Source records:
╭──

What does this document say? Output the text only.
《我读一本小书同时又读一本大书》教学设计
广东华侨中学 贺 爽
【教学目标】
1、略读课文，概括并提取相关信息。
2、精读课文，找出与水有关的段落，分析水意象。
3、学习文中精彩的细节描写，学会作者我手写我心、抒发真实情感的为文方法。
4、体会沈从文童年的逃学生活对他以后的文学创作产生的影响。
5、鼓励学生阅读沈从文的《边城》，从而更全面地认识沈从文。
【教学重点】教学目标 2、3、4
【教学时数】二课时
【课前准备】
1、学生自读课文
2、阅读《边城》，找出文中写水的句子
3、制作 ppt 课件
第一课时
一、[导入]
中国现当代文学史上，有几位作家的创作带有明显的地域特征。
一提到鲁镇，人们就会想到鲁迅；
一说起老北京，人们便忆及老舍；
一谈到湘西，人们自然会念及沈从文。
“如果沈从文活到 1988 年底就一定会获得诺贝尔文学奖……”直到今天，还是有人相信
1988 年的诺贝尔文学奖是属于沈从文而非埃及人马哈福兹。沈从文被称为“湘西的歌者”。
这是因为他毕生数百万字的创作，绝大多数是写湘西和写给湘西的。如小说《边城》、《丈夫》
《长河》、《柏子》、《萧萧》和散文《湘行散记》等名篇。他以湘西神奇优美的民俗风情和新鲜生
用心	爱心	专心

╰──

### Prompt
Return the listing above in its exact form.

### Task result
What does this document say? Output the text only.
《我读一本小书同时又读一本大书》教学设计
广东华侨中学 贺 爽
【教学目标】
1、略读课文，概括并提取相关信息。
2、精读课文，找出与水有关的段落，分析水意象。
3、学习文中精彩的细节描写，学会作者我手写我心、抒发真实情感的为文方法。
4、体会沈从文童年的逃学生活对他以后的文学创作产生的影响。
5、鼓励学生阅读沈从文的《边城》，从而更全面地认识沈从文。
【教学重点】教学目标 2、3、4
【教学时数】二课时
【课前准备】
1、学生自读课文
2、阅读《边城》，找出文中写水的句子
3、制作 ppt 课件
第一课时
一、[导入]
中国现当代文学史上，有几位作家的创作带有明显的地域特征。
一提到鲁镇，人们就会想到鲁迅；
一说起老北京，人们便忆及老舍；
一谈到湘西，人们自然会念及沈从文。
“如果沈从文活到 1988 年底就一定会获得诺贝尔文学奖……”直到今天，还是有人相信
1988 年的诺贝尔文学奖是属于沈从文而非埃及人马哈福兹。沈从文被称为“湘西的歌者”。
这是因为他毕生数百万字的创作，绝大多数是写湘西和写给湘西的。如小说《边城》、《丈夫》
《长河》、《柏子》、《萧萧》和散文《湘行散记》等名篇。他以湘西神奇优美的民俗风情和新鲜生
用心	爱心	专心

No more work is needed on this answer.